>>>>
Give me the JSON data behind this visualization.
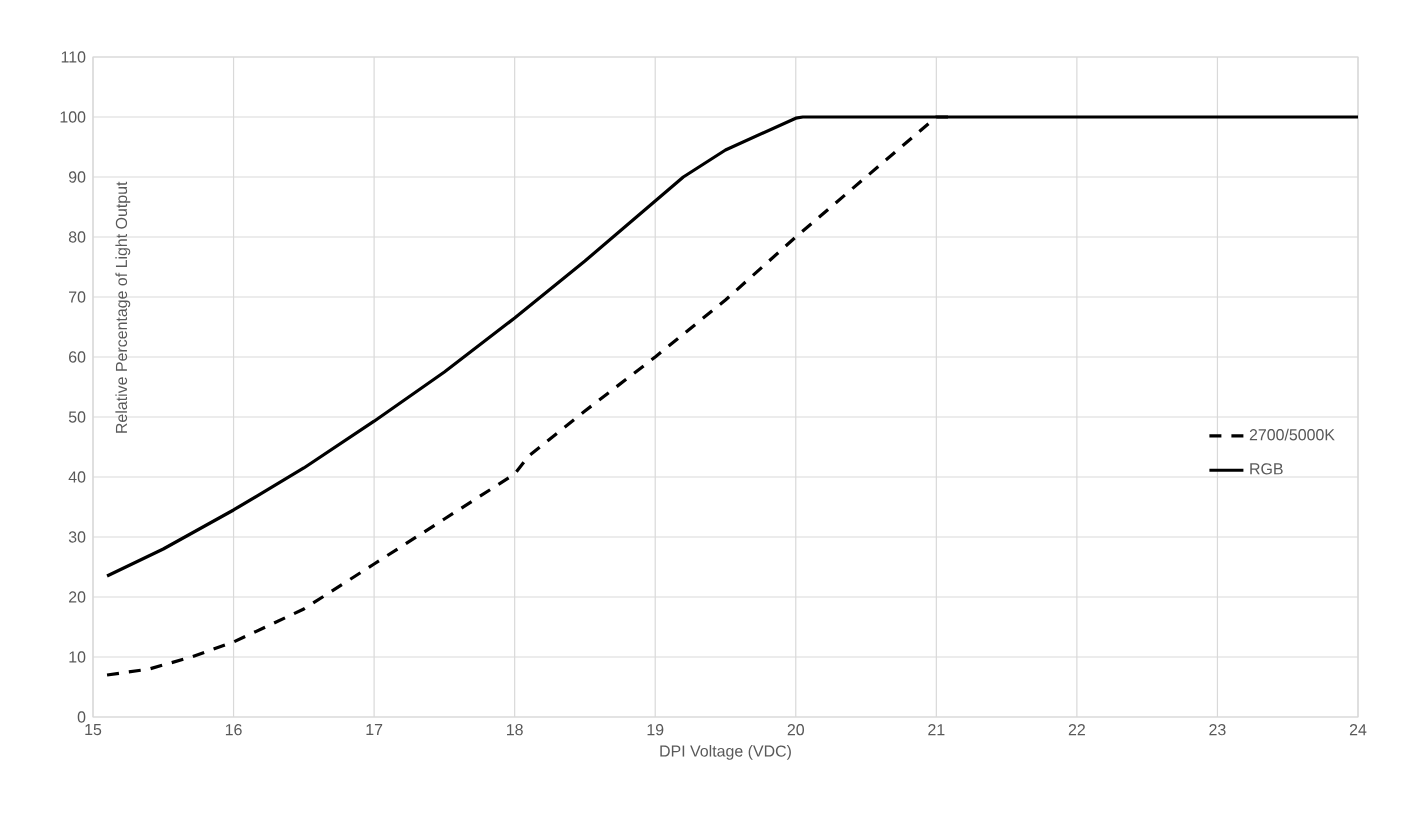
{
  "chart_data": {
    "type": "line",
    "xlabel": "DPI Voltage (VDC)",
    "ylabel": "Relative Percentage of Light Output",
    "xlim": [
      15,
      24
    ],
    "ylim": [
      0,
      110
    ],
    "xticks": [
      15,
      16,
      17,
      18,
      19,
      20,
      21,
      22,
      23,
      24
    ],
    "yticks": [
      0,
      10,
      20,
      30,
      40,
      50,
      60,
      70,
      80,
      90,
      100,
      110
    ],
    "grid": true,
    "legend": "right",
    "marker": "none",
    "series": [
      {
        "name": "2700/5000K",
        "color": "#000000",
        "line_style": "dashed",
        "x": [
          15.1,
          15.4,
          15.7,
          16,
          16.5,
          17,
          17.5,
          18,
          18.1,
          18.5,
          19,
          19.5,
          20,
          20.5,
          21,
          21.1
        ],
        "values": [
          7,
          8,
          10,
          12.5,
          18,
          25.5,
          33,
          40.5,
          43.5,
          51,
          60,
          69.5,
          80,
          90,
          100,
          100
        ]
      },
      {
        "name": "RGB",
        "color": "#000000",
        "line_style": "solid",
        "x": [
          15.1,
          15.5,
          16,
          16.5,
          17,
          17.5,
          18,
          18.5,
          19,
          19.2,
          19.5,
          20,
          20.05,
          24
        ],
        "values": [
          23.5,
          28,
          34.5,
          41.5,
          49.3,
          57.5,
          66.5,
          76,
          86,
          90,
          94.5,
          99.8,
          100,
          100
        ]
      }
    ]
  }
}
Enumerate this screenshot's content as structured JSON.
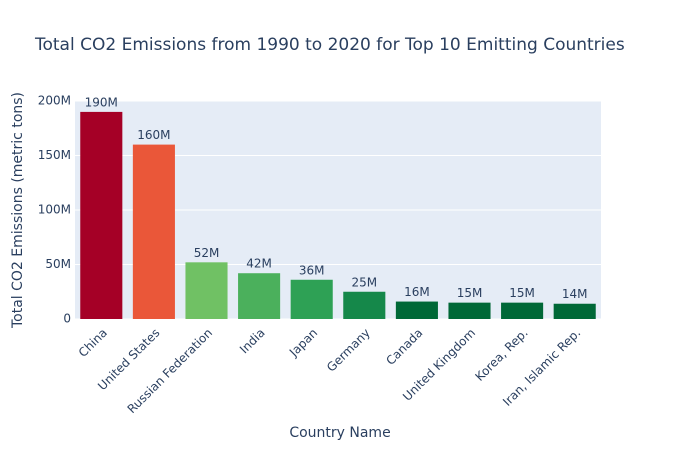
<<<<
• WHAT NEEDS TO BE DONE: Copy all lines from the material that include "this".

• SOLUTION BELOW:
Give me the JSON data behind this visualization.
Enumerate this screenshot's content as structured JSON.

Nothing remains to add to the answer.